What to do: Give the listing below again in full, exactly as written.

Given records:
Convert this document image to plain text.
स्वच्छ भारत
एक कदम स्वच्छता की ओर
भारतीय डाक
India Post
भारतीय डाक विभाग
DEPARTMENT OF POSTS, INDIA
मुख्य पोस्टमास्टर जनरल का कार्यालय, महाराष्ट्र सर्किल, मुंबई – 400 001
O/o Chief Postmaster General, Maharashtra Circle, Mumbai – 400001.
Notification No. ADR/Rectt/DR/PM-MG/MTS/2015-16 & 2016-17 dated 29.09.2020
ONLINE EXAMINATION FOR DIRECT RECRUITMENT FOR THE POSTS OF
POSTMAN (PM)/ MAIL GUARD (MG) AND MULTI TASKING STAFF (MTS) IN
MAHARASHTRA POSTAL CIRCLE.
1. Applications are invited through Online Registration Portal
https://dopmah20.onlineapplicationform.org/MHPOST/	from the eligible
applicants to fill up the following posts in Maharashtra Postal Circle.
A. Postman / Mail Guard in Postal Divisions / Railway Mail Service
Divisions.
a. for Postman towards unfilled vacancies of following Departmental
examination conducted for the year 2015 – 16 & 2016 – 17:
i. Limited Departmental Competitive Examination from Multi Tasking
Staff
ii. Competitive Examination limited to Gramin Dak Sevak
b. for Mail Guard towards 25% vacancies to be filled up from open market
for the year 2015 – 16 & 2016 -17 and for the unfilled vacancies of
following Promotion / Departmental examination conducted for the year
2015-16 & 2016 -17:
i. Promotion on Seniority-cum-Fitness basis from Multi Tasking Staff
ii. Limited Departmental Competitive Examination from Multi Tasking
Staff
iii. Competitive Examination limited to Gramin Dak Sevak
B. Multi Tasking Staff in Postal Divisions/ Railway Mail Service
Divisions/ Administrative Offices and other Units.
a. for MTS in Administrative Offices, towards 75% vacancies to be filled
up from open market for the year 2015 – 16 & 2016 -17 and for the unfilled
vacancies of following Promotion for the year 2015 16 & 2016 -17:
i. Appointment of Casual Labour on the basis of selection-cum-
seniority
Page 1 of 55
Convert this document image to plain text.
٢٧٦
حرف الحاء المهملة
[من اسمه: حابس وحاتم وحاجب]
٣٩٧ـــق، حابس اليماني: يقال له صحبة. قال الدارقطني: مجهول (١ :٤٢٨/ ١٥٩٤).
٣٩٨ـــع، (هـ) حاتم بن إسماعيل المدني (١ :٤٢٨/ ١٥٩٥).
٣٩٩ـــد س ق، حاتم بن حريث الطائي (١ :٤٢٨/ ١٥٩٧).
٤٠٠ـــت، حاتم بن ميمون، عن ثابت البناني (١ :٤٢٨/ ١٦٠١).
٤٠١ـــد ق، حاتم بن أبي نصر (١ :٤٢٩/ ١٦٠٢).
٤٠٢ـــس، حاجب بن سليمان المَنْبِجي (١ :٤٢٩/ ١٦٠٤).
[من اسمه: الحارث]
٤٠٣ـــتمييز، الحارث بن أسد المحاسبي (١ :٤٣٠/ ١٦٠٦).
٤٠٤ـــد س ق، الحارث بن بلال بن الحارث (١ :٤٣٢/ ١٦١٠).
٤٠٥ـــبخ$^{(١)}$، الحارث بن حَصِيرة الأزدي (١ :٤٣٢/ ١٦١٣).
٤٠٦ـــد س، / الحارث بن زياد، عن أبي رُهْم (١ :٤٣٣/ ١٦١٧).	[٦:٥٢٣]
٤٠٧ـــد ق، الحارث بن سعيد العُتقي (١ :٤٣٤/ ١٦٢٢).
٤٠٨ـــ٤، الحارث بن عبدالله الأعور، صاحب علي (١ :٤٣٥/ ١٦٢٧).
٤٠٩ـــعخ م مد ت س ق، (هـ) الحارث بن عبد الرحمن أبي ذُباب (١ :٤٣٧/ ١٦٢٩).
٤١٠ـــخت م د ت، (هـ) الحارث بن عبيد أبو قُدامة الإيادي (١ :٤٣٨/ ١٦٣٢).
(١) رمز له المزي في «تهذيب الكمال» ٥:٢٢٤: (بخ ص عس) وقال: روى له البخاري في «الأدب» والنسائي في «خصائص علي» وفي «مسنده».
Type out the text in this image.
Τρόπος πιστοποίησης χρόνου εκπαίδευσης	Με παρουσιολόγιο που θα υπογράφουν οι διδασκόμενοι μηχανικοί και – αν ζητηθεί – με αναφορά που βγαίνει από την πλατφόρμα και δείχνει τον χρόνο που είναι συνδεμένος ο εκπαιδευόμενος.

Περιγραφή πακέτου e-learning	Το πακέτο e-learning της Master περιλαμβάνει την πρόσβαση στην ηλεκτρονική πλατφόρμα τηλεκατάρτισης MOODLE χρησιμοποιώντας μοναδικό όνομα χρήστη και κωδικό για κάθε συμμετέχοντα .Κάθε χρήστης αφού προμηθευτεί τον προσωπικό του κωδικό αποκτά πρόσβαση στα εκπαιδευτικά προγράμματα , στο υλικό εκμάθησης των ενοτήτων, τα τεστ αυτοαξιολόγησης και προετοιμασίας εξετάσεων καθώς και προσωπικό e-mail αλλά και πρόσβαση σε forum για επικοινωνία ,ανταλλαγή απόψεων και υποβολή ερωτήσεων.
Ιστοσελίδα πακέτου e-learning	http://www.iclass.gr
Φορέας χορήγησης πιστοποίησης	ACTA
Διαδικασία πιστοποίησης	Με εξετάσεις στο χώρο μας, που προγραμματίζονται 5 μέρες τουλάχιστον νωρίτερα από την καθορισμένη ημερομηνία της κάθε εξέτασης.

Solved problem:
Convert this document image to plain text.
स्वच्छ भारत
एक कदम स्वच्छता की ओर
भारतीय डाक
India Post
भारतीय डाक विभाग
DEPARTMENT OF POSTS, INDIA
मुख्य पोस्टमास्टर जनरल का कार्यालय, महाराष्ट्र सर्किल, मुंबई – 400 001
O/o Chief Postmaster General, Maharashtra Circle, Mumbai – 400001.
Notification No. ADR/Rectt/DR/PM-MG/MTS/2015-16 & 2016-17 dated 29.09.2020
ONLINE EXAMINATION FOR DIRECT RECRUITMENT FOR THE POSTS OF
POSTMAN (PM)/ MAIL GUARD (MG) AND MULTI TASKING STAFF (MTS) IN
MAHARASHTRA POSTAL CIRCLE.
1. Applications are invited through Online Registration Portal
https://dopmah20.onlineapplicationform.org/MHPOST/	from the eligible
applicants to fill up the following posts in Maharashtra Postal Circle.
A. Postman / Mail Guard in Postal Divisions / Railway Mail Service
Divisions.
a. for Postman towards unfilled vacancies of following Departmental
examination conducted for the year 2015 – 16 & 2016 – 17:
i. Limited Departmental Competitive Examination from Multi Tasking
Staff
ii. Competitive Examination limited to Gramin Dak Sevak
b. for Mail Guard towards 25% vacancies to be filled up from open market
for the year 2015 – 16 & 2016 -17 and for the unfilled vacancies of
following Promotion / Departmental examination conducted for the year
2015-16 & 2016 -17:
i. Promotion on Seniority-cum-Fitness basis from Multi Tasking Staff
ii. Limited Departmental Competitive Examination from Multi Tasking
Staff
iii. Competitive Examination limited to Gramin Dak Sevak
B. Multi Tasking Staff in Postal Divisions/ Railway Mail Service
Divisions/ Administrative Offices and other Units.
a. for MTS in Administrative Offices, towards 75% vacancies to be filled
up from open market for the year 2015 – 16 & 2016 -17 and for the unfilled
vacancies of following Promotion for the year 2015 16 & 2016 -17:
i. Appointment of Casual Labour on the basis of selection-cum-
seniority
Page 1 of 55
Convert this document image to plain text.
٢٧٦
حرف الحاء المهملة
[من اسمه: حابس وحاتم وحاجب]
٣٩٧ـــق، حابس اليماني: يقال له صحبة. قال الدارقطني: مجهول (١ :٤٢٨/ ١٥٩٤).
٣٩٨ـــع، (هـ) حاتم بن إسماعيل المدني (١ :٤٢٨/ ١٥٩٥).
٣٩٩ـــد س ق، حاتم بن حريث الطائي (١ :٤٢٨/ ١٥٩٧).
٤٠٠ـــت، حاتم بن ميمون، عن ثابت البناني (١ :٤٢٨/ ١٦٠١).
٤٠١ـــد ق، حاتم بن أبي نصر (١ :٤٢٩/ ١٦٠٢).
٤٠٢ـــس، حاجب بن سليمان المَنْبِجي (١ :٤٢٩/ ١٦٠٤).
[من اسمه: الحارث]
٤٠٣ـــتمييز، الحارث بن أسد المحاسبي (١ :٤٣٠/ ١٦٠٦).
٤٠٤ـــد س ق، الحارث بن بلال بن الحارث (١ :٤٣٢/ ١٦١٠).
٤٠٥ـــبخ$^{(١)}$، الحارث بن حَصِيرة الأزدي (١ :٤٣٢/ ١٦١٣).
٤٠٦ـــد س، / الحارث بن زياد، عن أبي رُهْم (١ :٤٣٣/ ١٦١٧).	[٦:٥٢٣]
٤٠٧ـــد ق، الحارث بن سعيد العُتقي (١ :٤٣٤/ ١٦٢٢).
٤٠٨ـــ٤، الحارث بن عبدالله الأعور، صاحب علي (١ :٤٣٥/ ١٦٢٧).
٤٠٩ـــعخ م مد ت س ق، (هـ) الحارث بن عبد الرحمن أبي ذُباب (١ :٤٣٧/ ١٦٢٩).
٤١٠ـــخت م د ت، (هـ) الحارث بن عبيد أبو قُدامة الإيادي (١ :٤٣٨/ ١٦٣٢).
(١) رمز له المزي في «تهذيب الكمال» ٥:٢٢٤: (بخ ص عس) وقال: روى له البخاري في «الأدب» والنسائي في «خصائص علي» وفي «مسنده».
Type out the text in this image.
Τρόπος πιστοποίησης χρόνου εκπαίδευσης	Με παρουσιολόγιο που θα υπογράφουν οι διδασκόμενοι μηχανικοί και – αν ζητηθεί – με αναφορά που βγαίνει από την πλατφόρμα και δείχνει τον χρόνο που είναι συνδεμένος ο εκπαιδευόμενος.

Περιγραφή πακέτου e-learning	Το πακέτο e-learning της Master περιλαμβάνει την πρόσβαση στην ηλεκτρονική πλατφόρμα τηλεκατάρτισης MOODLE χρησιμοποιώντας μοναδικό όνομα χρήστη και κωδικό για κάθε συμμετέχοντα .Κάθε χρήστης αφού προμηθευτεί τον προσωπικό του κωδικό αποκτά πρόσβαση στα εκπαιδευτικά προγράμματα , στο υλικό εκμάθησης των ενοτήτων, τα τεστ αυτοαξιολόγησης και προετοιμασίας εξετάσεων καθώς και προσωπικό e-mail αλλά και πρόσβαση σε forum για επικοινωνία ,ανταλλαγή απόψεων και υποβολή ερωτήσεων.
Ιστοσελίδα πακέτου e-learning	http://www.iclass.gr
Φορέας χορήγησης πιστοποίησης	ACTA
Διαδικασία πιστοποίησης	Με εξετάσεις στο χώρο μας, που προγραμματίζονται 5 μέρες τουλάχιστον νωρίτερα από την καθορισμένη ημερομηνία της κάθε εξέτασης.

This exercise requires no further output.